- **WORK TO COMPLETE**:
Each line of the material must be returned exactly.

--------------------------------

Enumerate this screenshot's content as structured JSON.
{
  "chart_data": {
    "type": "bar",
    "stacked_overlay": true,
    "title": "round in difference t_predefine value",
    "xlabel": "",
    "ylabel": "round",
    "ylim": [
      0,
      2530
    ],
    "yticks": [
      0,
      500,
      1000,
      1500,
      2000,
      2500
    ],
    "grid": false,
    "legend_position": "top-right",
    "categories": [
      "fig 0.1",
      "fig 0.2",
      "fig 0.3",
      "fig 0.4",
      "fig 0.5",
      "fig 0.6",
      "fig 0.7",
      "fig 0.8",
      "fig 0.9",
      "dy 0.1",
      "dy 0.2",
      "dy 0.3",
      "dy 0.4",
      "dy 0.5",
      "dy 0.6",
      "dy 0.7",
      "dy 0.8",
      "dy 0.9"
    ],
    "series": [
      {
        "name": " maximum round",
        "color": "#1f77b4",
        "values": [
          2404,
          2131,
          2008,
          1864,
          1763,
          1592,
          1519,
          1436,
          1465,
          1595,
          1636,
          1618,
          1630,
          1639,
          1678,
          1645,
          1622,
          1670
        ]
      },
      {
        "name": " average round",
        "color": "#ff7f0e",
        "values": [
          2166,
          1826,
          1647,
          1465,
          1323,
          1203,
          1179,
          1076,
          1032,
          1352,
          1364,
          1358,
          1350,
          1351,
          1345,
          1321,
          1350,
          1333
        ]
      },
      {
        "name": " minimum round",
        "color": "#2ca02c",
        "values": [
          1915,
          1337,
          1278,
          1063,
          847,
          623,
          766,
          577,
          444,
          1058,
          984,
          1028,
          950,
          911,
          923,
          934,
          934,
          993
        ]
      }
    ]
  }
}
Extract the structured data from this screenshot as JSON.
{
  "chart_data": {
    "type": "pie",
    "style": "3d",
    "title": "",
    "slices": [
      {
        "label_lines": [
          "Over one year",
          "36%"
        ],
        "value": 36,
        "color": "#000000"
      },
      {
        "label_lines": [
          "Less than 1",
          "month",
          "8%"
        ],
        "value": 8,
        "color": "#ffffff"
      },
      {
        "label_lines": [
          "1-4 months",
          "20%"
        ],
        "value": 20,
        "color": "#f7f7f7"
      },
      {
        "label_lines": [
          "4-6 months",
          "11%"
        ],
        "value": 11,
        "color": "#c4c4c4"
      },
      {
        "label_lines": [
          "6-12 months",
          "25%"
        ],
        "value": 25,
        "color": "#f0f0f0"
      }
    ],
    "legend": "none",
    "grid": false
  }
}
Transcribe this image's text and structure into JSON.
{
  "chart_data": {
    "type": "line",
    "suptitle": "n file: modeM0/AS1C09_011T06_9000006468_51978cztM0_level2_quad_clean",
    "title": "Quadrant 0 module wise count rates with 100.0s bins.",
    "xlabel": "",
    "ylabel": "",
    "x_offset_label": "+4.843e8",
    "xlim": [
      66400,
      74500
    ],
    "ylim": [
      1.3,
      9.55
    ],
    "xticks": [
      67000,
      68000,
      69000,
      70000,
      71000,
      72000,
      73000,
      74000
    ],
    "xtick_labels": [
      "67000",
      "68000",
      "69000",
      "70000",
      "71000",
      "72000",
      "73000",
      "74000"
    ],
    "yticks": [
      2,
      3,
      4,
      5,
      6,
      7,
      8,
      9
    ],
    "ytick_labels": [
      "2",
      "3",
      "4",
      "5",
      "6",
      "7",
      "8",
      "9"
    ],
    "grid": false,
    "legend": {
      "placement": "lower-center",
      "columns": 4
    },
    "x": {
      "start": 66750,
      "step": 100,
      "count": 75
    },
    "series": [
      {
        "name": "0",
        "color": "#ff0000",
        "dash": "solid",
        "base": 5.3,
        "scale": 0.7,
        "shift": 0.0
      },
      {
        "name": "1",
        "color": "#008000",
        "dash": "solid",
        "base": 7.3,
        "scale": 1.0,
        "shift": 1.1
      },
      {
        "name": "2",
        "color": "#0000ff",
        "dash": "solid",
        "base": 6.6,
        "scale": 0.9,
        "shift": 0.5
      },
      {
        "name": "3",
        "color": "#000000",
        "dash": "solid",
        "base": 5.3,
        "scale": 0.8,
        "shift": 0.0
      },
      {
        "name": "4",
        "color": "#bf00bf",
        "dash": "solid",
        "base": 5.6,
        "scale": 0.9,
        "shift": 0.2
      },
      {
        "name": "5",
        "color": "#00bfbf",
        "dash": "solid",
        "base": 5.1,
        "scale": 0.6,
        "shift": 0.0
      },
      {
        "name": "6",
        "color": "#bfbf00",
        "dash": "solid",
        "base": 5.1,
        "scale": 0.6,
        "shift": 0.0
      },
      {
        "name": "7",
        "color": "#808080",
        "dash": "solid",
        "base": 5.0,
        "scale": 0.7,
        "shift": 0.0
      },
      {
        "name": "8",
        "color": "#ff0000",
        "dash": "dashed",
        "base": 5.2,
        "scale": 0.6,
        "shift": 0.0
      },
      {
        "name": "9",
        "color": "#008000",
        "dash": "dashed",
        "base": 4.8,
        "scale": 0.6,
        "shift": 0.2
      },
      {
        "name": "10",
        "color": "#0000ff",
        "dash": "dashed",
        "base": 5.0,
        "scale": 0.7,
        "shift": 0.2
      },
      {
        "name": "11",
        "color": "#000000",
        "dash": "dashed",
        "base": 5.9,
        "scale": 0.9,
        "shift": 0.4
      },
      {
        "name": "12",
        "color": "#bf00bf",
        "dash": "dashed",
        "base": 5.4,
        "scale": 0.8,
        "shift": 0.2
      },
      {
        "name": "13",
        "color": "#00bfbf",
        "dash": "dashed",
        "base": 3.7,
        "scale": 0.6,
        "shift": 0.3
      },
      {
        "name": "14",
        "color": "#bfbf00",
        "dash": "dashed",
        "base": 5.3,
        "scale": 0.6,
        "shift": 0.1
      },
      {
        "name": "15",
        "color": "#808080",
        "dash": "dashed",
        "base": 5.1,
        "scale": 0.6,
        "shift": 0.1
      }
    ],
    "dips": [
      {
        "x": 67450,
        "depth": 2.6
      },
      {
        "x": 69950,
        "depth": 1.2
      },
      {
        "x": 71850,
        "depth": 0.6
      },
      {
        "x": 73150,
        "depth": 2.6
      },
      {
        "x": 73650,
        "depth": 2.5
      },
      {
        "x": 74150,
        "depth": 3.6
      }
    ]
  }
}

--------------------------------

- **EXERCISE SOLUTION**:
Enumerate this screenshot's content as structured JSON.
{
  "chart_data": {
    "type": "bar",
    "stacked_overlay": true,
    "title": "round in difference t_predefine value",
    "xlabel": "",
    "ylabel": "round",
    "ylim": [
      0,
      2530
    ],
    "yticks": [
      0,
      500,
      1000,
      1500,
      2000,
      2500
    ],
    "grid": false,
    "legend_position": "top-right",
    "categories": [
      "fig 0.1",
      "fig 0.2",
      "fig 0.3",
      "fig 0.4",
      "fig 0.5",
      "fig 0.6",
      "fig 0.7",
      "fig 0.8",
      "fig 0.9",
      "dy 0.1",
      "dy 0.2",
      "dy 0.3",
      "dy 0.4",
      "dy 0.5",
      "dy 0.6",
      "dy 0.7",
      "dy 0.8",
      "dy 0.9"
    ],
    "series": [
      {
        "name": " maximum round",
        "color": "#1f77b4",
        "values": [
          2404,
          2131,
          2008,
          1864,
          1763,
          1592,
          1519,
          1436,
          1465,
          1595,
          1636,
          1618,
          1630,
          1639,
          1678,
          1645,
          1622,
          1670
        ]
      },
      {
        "name": " average round",
        "color": "#ff7f0e",
        "values": [
          2166,
          1826,
          1647,
          1465,
          1323,
          1203,
          1179,
          1076,
          1032,
          1352,
          1364,
          1358,
          1350,
          1351,
          1345,
          1321,
          1350,
          1333
        ]
      },
      {
        "name": " minimum round",
        "color": "#2ca02c",
        "values": [
          1915,
          1337,
          1278,
          1063,
          847,
          623,
          766,
          577,
          444,
          1058,
          984,
          1028,
          950,
          911,
          923,
          934,
          934,
          993
        ]
      }
    ]
  }
}
Extract the structured data from this screenshot as JSON.
{
  "chart_data": {
    "type": "pie",
    "style": "3d",
    "title": "",
    "slices": [
      {
        "label_lines": [
          "Over one year",
          "36%"
        ],
        "value": 36,
        "color": "#000000"
      },
      {
        "label_lines": [
          "Less than 1",
          "month",
          "8%"
        ],
        "value": 8,
        "color": "#ffffff"
      },
      {
        "label_lines": [
          "1-4 months",
          "20%"
        ],
        "value": 20,
        "color": "#f7f7f7"
      },
      {
        "label_lines": [
          "4-6 months",
          "11%"
        ],
        "value": 11,
        "color": "#c4c4c4"
      },
      {
        "label_lines": [
          "6-12 months",
          "25%"
        ],
        "value": 25,
        "color": "#f0f0f0"
      }
    ],
    "legend": "none",
    "grid": false
  }
}
Transcribe this image's text and structure into JSON.
{
  "chart_data": {
    "type": "line",
    "suptitle": "n file: modeM0/AS1C09_011T06_9000006468_51978cztM0_level2_quad_clean",
    "title": "Quadrant 0 module wise count rates with 100.0s bins.",
    "xlabel": "",
    "ylabel": "",
    "x_offset_label": "+4.843e8",
    "xlim": [
      66400,
      74500
    ],
    "ylim": [
      1.3,
      9.55
    ],
    "xticks": [
      67000,
      68000,
      69000,
      70000,
      71000,
      72000,
      73000,
      74000
    ],
    "xtick_labels": [
      "67000",
      "68000",
      "69000",
      "70000",
      "71000",
      "72000",
      "73000",
      "74000"
    ],
    "yticks": [
      2,
      3,
      4,
      5,
      6,
      7,
      8,
      9
    ],
    "ytick_labels": [
      "2",
      "3",
      "4",
      "5",
      "6",
      "7",
      "8",
      "9"
    ],
    "grid": false,
    "legend": {
      "placement": "lower-center",
      "columns": 4
    },
    "x": {
      "start": 66750,
      "step": 100,
      "count": 75
    },
    "series": [
      {
        "name": "0",
        "color": "#ff0000",
        "dash": "solid",
        "base": 5.3,
        "scale": 0.7,
        "shift": 0.0
      },
      {
        "name": "1",
        "color": "#008000",
        "dash": "solid",
        "base": 7.3,
        "scale": 1.0,
        "shift": 1.1
      },
      {
        "name": "2",
        "color": "#0000ff",
        "dash": "solid",
        "base": 6.6,
        "scale": 0.9,
        "shift": 0.5
      },
      {
        "name": "3",
        "color": "#000000",
        "dash": "solid",
        "base": 5.3,
        "scale": 0.8,
        "shift": 0.0
      },
      {
        "name": "4",
        "color": "#bf00bf",
        "dash": "solid",
        "base": 5.6,
        "scale": 0.9,
        "shift": 0.2
      },
      {
        "name": "5",
        "color": "#00bfbf",
        "dash": "solid",
        "base": 5.1,
        "scale": 0.6,
        "shift": 0.0
      },
      {
        "name": "6",
        "color": "#bfbf00",
        "dash": "solid",
        "base": 5.1,
        "scale": 0.6,
        "shift": 0.0
      },
      {
        "name": "7",
        "color": "#808080",
        "dash": "solid",
        "base": 5.0,
        "scale": 0.7,
        "shift": 0.0
      },
      {
        "name": "8",
        "color": "#ff0000",
        "dash": "dashed",
        "base": 5.2,
        "scale": 0.6,
        "shift": 0.0
      },
      {
        "name": "9",
        "color": "#008000",
        "dash": "dashed",
        "base": 4.8,
        "scale": 0.6,
        "shift": 0.2
      },
      {
        "name": "10",
        "color": "#0000ff",
        "dash": "dashed",
        "base": 5.0,
        "scale": 0.7,
        "shift": 0.2
      },
      {
        "name": "11",
        "color": "#000000",
        "dash": "dashed",
        "base": 5.9,
        "scale": 0.9,
        "shift": 0.4
      },
      {
        "name": "12",
        "color": "#bf00bf",
        "dash": "dashed",
        "base": 5.4,
        "scale": 0.8,
        "shift": 0.2
      },
      {
        "name": "13",
        "color": "#00bfbf",
        "dash": "dashed",
        "base": 3.7,
        "scale": 0.6,
        "shift": 0.3
      },
      {
        "name": "14",
        "color": "#bfbf00",
        "dash": "dashed",
        "base": 5.3,
        "scale": 0.6,
        "shift": 0.1
      },
      {
        "name": "15",
        "color": "#808080",
        "dash": "dashed",
        "base": 5.1,
        "scale": 0.6,
        "shift": 0.1
      }
    ],
    "dips": [
      {
        "x": 67450,
        "depth": 2.6
      },
      {
        "x": 69950,
        "depth": 1.2
      },
      {
        "x": 71850,
        "depth": 0.6
      },
      {
        "x": 73150,
        "depth": 2.6
      },
      {
        "x": 73650,
        "depth": 2.5
      },
      {
        "x": 74150,
        "depth": 3.6
      }
    ]
  }
}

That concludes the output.